## Exercise requirements
Output nothing but the lines from the line with "Extract the structured" through the end of the listing below, both ends included.

## Records provided
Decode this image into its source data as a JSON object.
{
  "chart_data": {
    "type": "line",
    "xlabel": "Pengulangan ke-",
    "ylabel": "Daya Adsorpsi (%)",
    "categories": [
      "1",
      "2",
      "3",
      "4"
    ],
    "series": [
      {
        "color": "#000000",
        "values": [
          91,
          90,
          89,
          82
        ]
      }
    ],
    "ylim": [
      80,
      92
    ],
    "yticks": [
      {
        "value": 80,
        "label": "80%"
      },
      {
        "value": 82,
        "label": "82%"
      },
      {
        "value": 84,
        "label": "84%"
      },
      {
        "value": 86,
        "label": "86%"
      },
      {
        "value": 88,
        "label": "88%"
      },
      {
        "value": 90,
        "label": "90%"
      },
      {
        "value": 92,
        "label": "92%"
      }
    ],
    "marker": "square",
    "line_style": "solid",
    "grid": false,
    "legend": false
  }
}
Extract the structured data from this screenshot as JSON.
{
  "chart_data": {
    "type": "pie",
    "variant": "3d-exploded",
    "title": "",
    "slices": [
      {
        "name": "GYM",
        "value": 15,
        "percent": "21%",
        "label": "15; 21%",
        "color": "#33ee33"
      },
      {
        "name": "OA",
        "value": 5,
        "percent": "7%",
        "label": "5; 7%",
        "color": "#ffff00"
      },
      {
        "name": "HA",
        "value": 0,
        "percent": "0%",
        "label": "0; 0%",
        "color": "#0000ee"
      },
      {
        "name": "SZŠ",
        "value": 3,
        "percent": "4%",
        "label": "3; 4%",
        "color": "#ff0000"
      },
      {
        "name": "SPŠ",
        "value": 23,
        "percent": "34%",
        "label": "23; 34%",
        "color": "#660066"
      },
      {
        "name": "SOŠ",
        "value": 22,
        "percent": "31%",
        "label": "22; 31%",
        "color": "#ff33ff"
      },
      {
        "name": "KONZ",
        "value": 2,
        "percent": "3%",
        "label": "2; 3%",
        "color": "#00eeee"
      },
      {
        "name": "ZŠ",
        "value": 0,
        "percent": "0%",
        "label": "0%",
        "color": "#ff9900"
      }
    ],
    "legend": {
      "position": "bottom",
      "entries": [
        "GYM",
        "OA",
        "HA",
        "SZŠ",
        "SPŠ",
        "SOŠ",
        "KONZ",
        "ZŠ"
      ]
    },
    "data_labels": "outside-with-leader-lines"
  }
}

## Result of this exercise
Extract the structured data from this screenshot as JSON.
{
  "chart_data": {
    "type": "pie",
    "variant": "3d-exploded",
    "title": "",
    "slices": [
      {
        "name": "GYM",
        "value": 15,
        "percent": "21%",
        "label": "15; 21%",
        "color": "#33ee33"
      },
      {
        "name": "OA",
        "value": 5,
        "percent": "7%",
        "label": "5; 7%",
        "color": "#ffff00"
      },
      {
        "name": "HA",
        "value": 0,
        "percent": "0%",
        "label": "0; 0%",
        "color": "#0000ee"
      },
      {
        "name": "SZŠ",
        "value": 3,
        "percent": "4%",
        "label": "3; 4%",
        "color": "#ff0000"
      },
      {
        "name": "SPŠ",
        "value": 23,
        "percent": "34%",
        "label": "23; 34%",
        "color": "#660066"
      },
      {
        "name": "SOŠ",
        "value": 22,
        "percent": "31%",
        "label": "22; 31%",
        "color": "#ff33ff"
      },
      {
        "name": "KONZ",
        "value": 2,
        "percent": "3%",
        "label": "2; 3%",
        "color": "#00eeee"
      },
      {
        "name": "ZŠ",
        "value": 0,
        "percent": "0%",
        "label": "0%",
        "color": "#ff9900"
      }
    ],
    "legend": {
      "position": "bottom",
      "entries": [
        "GYM",
        "OA",
        "HA",
        "SZŠ",
        "SPŠ",
        "SOŠ",
        "KONZ",
        "ZŠ"
      ]
    },
    "data_labels": "outside-with-leader-lines"
  }
}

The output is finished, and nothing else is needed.